**Provided entries:**
┌────────
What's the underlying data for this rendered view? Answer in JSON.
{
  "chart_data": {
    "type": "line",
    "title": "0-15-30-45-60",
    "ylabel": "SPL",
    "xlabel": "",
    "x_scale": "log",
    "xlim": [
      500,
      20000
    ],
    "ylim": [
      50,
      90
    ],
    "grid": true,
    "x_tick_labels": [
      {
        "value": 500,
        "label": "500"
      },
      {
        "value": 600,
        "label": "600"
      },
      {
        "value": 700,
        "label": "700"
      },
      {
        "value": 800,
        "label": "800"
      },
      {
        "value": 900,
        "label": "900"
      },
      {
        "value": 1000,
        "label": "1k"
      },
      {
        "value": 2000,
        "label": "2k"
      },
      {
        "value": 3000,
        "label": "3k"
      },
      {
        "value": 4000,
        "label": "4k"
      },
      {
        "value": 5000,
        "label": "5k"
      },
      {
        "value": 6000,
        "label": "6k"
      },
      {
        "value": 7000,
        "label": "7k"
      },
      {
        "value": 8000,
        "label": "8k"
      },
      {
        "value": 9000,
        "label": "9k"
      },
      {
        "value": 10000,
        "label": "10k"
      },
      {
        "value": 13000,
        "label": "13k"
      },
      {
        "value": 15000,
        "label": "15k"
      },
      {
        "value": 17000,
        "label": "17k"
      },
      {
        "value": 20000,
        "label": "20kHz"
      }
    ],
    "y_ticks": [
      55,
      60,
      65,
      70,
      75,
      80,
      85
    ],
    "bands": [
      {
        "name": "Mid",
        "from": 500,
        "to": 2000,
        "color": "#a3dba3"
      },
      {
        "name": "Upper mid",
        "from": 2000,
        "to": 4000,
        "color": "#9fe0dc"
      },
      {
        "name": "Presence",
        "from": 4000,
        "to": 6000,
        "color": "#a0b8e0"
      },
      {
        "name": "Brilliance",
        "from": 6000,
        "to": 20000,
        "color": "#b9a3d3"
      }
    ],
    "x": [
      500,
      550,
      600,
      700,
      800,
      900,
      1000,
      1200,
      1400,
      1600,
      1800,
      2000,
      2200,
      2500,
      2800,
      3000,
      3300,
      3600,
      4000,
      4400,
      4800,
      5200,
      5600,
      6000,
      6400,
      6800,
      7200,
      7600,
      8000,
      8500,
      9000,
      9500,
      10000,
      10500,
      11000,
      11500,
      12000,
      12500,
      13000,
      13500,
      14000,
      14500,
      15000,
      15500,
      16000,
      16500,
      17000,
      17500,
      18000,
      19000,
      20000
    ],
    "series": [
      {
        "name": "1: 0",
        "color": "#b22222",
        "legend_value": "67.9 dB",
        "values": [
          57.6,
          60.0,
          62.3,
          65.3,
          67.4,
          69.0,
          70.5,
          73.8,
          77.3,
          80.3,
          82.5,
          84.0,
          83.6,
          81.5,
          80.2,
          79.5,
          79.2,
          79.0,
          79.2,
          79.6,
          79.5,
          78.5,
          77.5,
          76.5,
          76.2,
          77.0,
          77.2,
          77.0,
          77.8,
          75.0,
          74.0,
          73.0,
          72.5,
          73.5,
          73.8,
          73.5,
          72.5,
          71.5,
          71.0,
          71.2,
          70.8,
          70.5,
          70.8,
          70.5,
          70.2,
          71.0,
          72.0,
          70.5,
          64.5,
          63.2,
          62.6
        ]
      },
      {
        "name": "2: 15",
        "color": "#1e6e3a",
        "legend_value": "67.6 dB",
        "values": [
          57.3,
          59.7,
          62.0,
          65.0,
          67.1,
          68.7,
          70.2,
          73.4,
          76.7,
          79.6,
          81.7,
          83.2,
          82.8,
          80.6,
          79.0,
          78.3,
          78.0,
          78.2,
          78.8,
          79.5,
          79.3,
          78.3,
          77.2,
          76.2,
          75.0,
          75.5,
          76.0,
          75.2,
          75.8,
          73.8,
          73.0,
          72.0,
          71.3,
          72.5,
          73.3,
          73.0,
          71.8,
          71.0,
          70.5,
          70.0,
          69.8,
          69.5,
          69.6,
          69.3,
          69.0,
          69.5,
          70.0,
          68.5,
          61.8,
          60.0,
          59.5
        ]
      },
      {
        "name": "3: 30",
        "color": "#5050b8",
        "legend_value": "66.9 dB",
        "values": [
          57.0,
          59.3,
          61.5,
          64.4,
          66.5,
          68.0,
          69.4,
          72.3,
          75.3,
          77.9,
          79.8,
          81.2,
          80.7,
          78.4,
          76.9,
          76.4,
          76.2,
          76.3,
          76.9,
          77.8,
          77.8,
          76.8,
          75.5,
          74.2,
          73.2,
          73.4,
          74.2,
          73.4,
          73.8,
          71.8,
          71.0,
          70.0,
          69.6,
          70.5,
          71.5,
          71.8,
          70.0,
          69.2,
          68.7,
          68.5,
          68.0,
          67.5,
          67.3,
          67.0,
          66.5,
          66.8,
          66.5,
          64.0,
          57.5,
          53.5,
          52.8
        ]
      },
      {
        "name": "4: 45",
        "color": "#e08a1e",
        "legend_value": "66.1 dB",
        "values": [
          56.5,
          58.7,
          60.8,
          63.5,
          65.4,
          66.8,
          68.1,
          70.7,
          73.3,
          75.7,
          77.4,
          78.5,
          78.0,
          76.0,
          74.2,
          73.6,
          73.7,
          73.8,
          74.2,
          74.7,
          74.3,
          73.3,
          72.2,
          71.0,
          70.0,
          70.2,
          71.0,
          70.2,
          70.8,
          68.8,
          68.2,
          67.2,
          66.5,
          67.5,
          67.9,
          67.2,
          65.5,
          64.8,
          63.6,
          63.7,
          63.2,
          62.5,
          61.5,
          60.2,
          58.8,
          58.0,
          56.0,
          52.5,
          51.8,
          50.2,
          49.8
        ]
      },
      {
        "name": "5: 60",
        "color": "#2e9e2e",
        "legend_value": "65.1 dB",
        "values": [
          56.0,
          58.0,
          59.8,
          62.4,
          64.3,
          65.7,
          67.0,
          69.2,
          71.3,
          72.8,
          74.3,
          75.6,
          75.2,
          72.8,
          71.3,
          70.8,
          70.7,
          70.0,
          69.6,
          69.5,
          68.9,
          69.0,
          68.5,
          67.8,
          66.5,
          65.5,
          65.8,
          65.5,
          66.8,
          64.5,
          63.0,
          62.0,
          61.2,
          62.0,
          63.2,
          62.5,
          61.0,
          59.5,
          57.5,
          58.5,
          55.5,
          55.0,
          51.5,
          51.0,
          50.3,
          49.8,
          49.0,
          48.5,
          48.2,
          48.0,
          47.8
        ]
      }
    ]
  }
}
└────────
**What you are asked to do:** Every entry above needs to be quoted exactly.

**Exercise result:**
What's the underlying data for this rendered view? Answer in JSON.
{
  "chart_data": {
    "type": "line",
    "title": "0-15-30-45-60",
    "ylabel": "SPL",
    "xlabel": "",
    "x_scale": "log",
    "xlim": [
      500,
      20000
    ],
    "ylim": [
      50,
      90
    ],
    "grid": true,
    "x_tick_labels": [
      {
        "value": 500,
        "label": "500"
      },
      {
        "value": 600,
        "label": "600"
      },
      {
        "value": 700,
        "label": "700"
      },
      {
        "value": 800,
        "label": "800"
      },
      {
        "value": 900,
        "label": "900"
      },
      {
        "value": 1000,
        "label": "1k"
      },
      {
        "value": 2000,
        "label": "2k"
      },
      {
        "value": 3000,
        "label": "3k"
      },
      {
        "value": 4000,
        "label": "4k"
      },
      {
        "value": 5000,
        "label": "5k"
      },
      {
        "value": 6000,
        "label": "6k"
      },
      {
        "value": 7000,
        "label": "7k"
      },
      {
        "value": 8000,
        "label": "8k"
      },
      {
        "value": 9000,
        "label": "9k"
      },
      {
        "value": 10000,
        "label": "10k"
      },
      {
        "value": 13000,
        "label": "13k"
      },
      {
        "value": 15000,
        "label": "15k"
      },
      {
        "value": 17000,
        "label": "17k"
      },
      {
        "value": 20000,
        "label": "20kHz"
      }
    ],
    "y_ticks": [
      55,
      60,
      65,
      70,
      75,
      80,
      85
    ],
    "bands": [
      {
        "name": "Mid",
        "from": 500,
        "to": 2000,
        "color": "#a3dba3"
      },
      {
        "name": "Upper mid",
        "from": 2000,
        "to": 4000,
        "color": "#9fe0dc"
      },
      {
        "name": "Presence",
        "from": 4000,
        "to": 6000,
        "color": "#a0b8e0"
      },
      {
        "name": "Brilliance",
        "from": 6000,
        "to": 20000,
        "color": "#b9a3d3"
      }
    ],
    "x": [
      500,
      550,
      600,
      700,
      800,
      900,
      1000,
      1200,
      1400,
      1600,
      1800,
      2000,
      2200,
      2500,
      2800,
      3000,
      3300,
      3600,
      4000,
      4400,
      4800,
      5200,
      5600,
      6000,
      6400,
      6800,
      7200,
      7600,
      8000,
      8500,
      9000,
      9500,
      10000,
      10500,
      11000,
      11500,
      12000,
      12500,
      13000,
      13500,
      14000,
      14500,
      15000,
      15500,
      16000,
      16500,
      17000,
      17500,
      18000,
      19000,
      20000
    ],
    "series": [
      {
        "name": "1: 0",
        "color": "#b22222",
        "legend_value": "67.9 dB",
        "values": [
          57.6,
          60.0,
          62.3,
          65.3,
          67.4,
          69.0,
          70.5,
          73.8,
          77.3,
          80.3,
          82.5,
          84.0,
          83.6,
          81.5,
          80.2,
          79.5,
          79.2,
          79.0,
          79.2,
          79.6,
          79.5,
          78.5,
          77.5,
          76.5,
          76.2,
          77.0,
          77.2,
          77.0,
          77.8,
          75.0,
          74.0,
          73.0,
          72.5,
          73.5,
          73.8,
          73.5,
          72.5,
          71.5,
          71.0,
          71.2,
          70.8,
          70.5,
          70.8,
          70.5,
          70.2,
          71.0,
          72.0,
          70.5,
          64.5,
          63.2,
          62.6
        ]
      },
      {
        "name": "2: 15",
        "color": "#1e6e3a",
        "legend_value": "67.6 dB",
        "values": [
          57.3,
          59.7,
          62.0,
          65.0,
          67.1,
          68.7,
          70.2,
          73.4,
          76.7,
          79.6,
          81.7,
          83.2,
          82.8,
          80.6,
          79.0,
          78.3,
          78.0,
          78.2,
          78.8,
          79.5,
          79.3,
          78.3,
          77.2,
          76.2,
          75.0,
          75.5,
          76.0,
          75.2,
          75.8,
          73.8,
          73.0,
          72.0,
          71.3,
          72.5,
          73.3,
          73.0,
          71.8,
          71.0,
          70.5,
          70.0,
          69.8,
          69.5,
          69.6,
          69.3,
          69.0,
          69.5,
          70.0,
          68.5,
          61.8,
          60.0,
          59.5
        ]
      },
      {
        "name": "3: 30",
        "color": "#5050b8",
        "legend_value": "66.9 dB",
        "values": [
          57.0,
          59.3,
          61.5,
          64.4,
          66.5,
          68.0,
          69.4,
          72.3,
          75.3,
          77.9,
          79.8,
          81.2,
          80.7,
          78.4,
          76.9,
          76.4,
          76.2,
          76.3,
          76.9,
          77.8,
          77.8,
          76.8,
          75.5,
          74.2,
          73.2,
          73.4,
          74.2,
          73.4,
          73.8,
          71.8,
          71.0,
          70.0,
          69.6,
          70.5,
          71.5,
          71.8,
          70.0,
          69.2,
          68.7,
          68.5,
          68.0,
          67.5,
          67.3,
          67.0,
          66.5,
          66.8,
          66.5,
          64.0,
          57.5,
          53.5,
          52.8
        ]
      },
      {
        "name": "4: 45",
        "color": "#e08a1e",
        "legend_value": "66.1 dB",
        "values": [
          56.5,
          58.7,
          60.8,
          63.5,
          65.4,
          66.8,
          68.1,
          70.7,
          73.3,
          75.7,
          77.4,
          78.5,
          78.0,
          76.0,
          74.2,
          73.6,
          73.7,
          73.8,
          74.2,
          74.7,
          74.3,
          73.3,
          72.2,
          71.0,
          70.0,
          70.2,
          71.0,
          70.2,
          70.8,
          68.8,
          68.2,
          67.2,
          66.5,
          67.5,
          67.9,
          67.2,
          65.5,
          64.8,
          63.6,
          63.7,
          63.2,
          62.5,
          61.5,
          60.2,
          58.8,
          58.0,
          56.0,
          52.5,
          51.8,
          50.2,
          49.8
        ]
      },
      {
        "name": "5: 60",
        "color": "#2e9e2e",
        "legend_value": "65.1 dB",
        "values": [
          56.0,
          58.0,
          59.8,
          62.4,
          64.3,
          65.7,
          67.0,
          69.2,
          71.3,
          72.8,
          74.3,
          75.6,
          75.2,
          72.8,
          71.3,
          70.8,
          70.7,
          70.0,
          69.6,
          69.5,
          68.9,
          69.0,
          68.5,
          67.8,
          66.5,
          65.5,
          65.8,
          65.5,
          66.8,
          64.5,
          63.0,
          62.0,
          61.2,
          62.0,
          63.2,
          62.5,
          61.0,
          59.5,
          57.5,
          58.5,
          55.5,
          55.0,
          51.5,
          51.0,
          50.3,
          49.8,
          49.0,
          48.5,
          48.2,
          48.0,
          47.8
        ]
      }
    ]
  }
}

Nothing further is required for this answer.